__Provided information__:
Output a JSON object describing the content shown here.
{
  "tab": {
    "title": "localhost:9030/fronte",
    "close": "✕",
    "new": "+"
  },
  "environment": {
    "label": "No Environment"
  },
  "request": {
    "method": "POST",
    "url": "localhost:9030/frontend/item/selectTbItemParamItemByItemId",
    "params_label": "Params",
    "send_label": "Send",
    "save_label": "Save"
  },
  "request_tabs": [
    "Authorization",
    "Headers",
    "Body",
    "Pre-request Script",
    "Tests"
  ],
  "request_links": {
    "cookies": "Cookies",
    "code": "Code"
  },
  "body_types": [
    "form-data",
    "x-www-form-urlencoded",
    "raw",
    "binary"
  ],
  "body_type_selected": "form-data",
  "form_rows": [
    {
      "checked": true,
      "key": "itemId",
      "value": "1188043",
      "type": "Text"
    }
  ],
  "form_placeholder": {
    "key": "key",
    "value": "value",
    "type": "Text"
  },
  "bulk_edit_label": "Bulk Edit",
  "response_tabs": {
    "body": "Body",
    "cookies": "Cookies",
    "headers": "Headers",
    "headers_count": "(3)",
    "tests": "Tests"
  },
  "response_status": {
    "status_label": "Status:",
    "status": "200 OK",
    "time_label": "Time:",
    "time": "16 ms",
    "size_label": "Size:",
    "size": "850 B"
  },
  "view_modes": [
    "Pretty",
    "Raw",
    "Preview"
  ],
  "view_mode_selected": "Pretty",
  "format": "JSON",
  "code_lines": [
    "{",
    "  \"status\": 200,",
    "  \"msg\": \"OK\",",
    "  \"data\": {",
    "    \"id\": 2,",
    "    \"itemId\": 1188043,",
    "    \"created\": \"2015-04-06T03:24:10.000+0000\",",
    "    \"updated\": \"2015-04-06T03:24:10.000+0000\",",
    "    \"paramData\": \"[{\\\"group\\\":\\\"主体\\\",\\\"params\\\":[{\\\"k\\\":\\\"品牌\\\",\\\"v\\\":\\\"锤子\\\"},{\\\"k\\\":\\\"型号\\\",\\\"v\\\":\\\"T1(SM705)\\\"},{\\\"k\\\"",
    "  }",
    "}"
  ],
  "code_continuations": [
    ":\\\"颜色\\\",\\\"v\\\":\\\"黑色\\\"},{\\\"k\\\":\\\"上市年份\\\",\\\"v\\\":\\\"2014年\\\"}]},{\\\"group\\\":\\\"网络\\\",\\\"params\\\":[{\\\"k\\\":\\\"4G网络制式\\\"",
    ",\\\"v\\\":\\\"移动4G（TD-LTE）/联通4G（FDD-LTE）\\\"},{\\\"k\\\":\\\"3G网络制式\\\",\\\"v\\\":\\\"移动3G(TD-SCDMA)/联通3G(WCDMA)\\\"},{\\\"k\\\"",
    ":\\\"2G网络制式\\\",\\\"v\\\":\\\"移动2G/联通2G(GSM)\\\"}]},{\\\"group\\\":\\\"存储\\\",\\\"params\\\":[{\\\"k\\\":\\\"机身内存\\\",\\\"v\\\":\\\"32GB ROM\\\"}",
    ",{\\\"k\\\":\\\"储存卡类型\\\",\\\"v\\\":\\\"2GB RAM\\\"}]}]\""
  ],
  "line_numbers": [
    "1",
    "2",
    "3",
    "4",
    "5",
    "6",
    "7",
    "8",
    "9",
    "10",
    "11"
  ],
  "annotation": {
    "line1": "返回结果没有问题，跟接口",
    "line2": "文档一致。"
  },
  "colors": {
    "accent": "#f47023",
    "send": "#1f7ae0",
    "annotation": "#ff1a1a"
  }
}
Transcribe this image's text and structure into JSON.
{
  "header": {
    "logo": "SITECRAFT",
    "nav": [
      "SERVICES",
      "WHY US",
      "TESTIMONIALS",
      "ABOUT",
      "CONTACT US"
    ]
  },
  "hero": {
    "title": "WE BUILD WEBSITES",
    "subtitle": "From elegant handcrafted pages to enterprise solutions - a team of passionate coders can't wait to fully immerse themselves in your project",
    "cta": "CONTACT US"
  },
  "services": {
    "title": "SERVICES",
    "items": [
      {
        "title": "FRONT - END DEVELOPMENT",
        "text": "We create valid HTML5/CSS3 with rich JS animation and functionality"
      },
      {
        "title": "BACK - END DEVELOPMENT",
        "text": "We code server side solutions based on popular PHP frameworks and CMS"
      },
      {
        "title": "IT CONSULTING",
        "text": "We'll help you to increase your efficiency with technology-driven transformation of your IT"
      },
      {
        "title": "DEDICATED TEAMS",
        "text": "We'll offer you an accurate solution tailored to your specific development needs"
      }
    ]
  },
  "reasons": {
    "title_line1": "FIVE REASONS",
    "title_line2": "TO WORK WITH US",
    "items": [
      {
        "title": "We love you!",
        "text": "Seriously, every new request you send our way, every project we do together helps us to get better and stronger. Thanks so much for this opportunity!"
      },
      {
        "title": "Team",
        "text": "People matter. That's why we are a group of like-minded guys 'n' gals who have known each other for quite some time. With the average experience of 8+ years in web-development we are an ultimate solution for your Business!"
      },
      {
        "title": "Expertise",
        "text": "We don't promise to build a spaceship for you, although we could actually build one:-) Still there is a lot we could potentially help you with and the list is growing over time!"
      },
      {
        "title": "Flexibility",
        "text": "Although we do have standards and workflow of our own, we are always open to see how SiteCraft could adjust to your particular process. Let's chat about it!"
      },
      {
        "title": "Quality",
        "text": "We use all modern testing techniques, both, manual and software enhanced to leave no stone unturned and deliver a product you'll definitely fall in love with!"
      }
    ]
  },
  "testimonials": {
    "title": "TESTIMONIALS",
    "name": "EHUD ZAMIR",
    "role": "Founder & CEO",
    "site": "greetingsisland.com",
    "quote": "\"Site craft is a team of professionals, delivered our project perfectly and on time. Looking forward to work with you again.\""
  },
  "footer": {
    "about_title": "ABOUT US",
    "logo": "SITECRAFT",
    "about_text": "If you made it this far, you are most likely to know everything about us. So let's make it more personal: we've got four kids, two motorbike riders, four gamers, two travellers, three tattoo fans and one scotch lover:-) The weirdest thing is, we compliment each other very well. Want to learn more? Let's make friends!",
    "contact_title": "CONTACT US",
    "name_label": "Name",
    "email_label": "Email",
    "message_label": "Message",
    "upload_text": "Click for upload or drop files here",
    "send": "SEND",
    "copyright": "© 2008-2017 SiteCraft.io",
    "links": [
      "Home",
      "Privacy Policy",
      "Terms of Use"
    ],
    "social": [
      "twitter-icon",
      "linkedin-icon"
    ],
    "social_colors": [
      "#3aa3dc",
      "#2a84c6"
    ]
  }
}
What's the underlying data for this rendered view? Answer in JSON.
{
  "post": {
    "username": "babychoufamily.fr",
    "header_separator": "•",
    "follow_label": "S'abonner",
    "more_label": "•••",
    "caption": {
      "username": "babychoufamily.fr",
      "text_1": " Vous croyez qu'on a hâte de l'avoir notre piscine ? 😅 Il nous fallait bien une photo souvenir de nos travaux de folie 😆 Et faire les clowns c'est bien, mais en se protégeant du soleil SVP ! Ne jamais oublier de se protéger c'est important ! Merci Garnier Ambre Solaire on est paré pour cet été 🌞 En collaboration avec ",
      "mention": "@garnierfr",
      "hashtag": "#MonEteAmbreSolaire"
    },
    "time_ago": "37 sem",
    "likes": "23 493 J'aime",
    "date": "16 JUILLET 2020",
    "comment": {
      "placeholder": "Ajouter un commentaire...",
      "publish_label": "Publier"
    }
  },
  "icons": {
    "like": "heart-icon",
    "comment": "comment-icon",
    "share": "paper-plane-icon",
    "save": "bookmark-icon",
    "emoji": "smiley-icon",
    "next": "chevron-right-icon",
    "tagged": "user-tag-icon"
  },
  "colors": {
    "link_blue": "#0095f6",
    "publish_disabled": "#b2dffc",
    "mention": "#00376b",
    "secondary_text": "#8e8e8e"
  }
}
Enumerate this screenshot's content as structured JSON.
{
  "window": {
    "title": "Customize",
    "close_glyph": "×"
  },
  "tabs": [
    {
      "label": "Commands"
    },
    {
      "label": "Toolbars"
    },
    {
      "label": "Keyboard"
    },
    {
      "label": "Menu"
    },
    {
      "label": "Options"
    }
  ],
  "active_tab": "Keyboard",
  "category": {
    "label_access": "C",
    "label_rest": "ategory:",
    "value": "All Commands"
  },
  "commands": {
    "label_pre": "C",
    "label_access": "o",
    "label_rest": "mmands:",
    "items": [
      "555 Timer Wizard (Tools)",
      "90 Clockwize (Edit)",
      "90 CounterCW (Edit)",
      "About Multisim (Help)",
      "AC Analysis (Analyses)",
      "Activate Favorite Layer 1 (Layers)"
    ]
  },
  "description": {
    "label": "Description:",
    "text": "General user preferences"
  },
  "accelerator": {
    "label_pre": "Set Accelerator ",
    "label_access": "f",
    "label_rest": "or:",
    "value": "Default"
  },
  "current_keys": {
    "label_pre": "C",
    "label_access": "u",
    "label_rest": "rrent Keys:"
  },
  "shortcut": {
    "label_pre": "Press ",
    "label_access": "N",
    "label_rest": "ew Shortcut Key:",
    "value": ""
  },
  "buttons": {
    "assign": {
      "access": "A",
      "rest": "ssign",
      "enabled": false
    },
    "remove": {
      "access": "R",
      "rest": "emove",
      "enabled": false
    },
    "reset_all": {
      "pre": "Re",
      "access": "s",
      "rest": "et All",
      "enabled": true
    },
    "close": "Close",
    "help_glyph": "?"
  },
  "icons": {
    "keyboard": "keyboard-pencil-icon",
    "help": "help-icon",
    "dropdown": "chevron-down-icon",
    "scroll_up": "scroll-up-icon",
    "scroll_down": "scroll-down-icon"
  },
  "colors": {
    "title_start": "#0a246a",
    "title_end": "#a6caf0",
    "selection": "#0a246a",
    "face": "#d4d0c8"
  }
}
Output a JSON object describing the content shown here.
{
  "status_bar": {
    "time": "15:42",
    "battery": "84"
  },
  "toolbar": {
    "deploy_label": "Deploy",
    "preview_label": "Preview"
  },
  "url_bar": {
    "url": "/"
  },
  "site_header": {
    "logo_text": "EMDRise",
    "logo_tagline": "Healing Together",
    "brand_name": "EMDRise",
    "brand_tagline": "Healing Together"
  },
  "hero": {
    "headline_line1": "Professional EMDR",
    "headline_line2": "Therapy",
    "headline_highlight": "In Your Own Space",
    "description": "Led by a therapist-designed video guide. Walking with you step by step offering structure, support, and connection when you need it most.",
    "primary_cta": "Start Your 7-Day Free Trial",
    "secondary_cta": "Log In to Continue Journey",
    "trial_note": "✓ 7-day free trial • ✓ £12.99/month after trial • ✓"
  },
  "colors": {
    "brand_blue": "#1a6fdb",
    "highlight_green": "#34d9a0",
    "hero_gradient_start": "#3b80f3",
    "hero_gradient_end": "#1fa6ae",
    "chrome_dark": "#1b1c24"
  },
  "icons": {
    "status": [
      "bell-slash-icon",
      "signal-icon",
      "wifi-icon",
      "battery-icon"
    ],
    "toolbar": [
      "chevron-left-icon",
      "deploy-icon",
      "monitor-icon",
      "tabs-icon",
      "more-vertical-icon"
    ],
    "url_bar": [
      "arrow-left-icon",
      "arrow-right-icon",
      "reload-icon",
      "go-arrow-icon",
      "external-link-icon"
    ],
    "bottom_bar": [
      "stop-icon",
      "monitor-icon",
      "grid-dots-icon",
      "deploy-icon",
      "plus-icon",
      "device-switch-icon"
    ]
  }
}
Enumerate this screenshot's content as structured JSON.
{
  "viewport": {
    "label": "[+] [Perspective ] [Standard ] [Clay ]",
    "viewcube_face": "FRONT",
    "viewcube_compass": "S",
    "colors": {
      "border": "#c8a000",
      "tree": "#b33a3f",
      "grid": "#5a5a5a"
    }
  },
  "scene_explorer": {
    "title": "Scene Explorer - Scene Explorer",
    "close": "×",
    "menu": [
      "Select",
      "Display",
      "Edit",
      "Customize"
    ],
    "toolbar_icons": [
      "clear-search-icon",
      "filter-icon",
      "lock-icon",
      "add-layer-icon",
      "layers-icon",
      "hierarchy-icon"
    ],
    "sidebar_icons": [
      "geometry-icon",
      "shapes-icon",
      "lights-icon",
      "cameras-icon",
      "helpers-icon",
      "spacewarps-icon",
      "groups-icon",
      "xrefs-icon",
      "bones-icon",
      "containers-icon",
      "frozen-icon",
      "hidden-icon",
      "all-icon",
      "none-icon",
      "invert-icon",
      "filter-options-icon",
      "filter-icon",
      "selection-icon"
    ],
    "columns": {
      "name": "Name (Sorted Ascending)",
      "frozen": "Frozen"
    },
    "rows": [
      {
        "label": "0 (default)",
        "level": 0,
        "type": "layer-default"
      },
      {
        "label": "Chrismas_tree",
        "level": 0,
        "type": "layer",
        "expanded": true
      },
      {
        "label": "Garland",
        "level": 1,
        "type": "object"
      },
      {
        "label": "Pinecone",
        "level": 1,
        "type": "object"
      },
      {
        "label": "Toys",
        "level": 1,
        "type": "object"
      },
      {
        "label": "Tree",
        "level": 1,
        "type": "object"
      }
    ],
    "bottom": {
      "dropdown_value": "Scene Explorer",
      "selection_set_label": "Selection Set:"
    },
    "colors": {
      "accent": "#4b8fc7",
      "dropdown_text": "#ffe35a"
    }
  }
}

__Short exercise__: Find each line holding "chevron". Copy it out.

__The response__:
    "next": "chevron-right-icon",
    "dropdown": "chevron-down-icon",
      "chevron-left-icon",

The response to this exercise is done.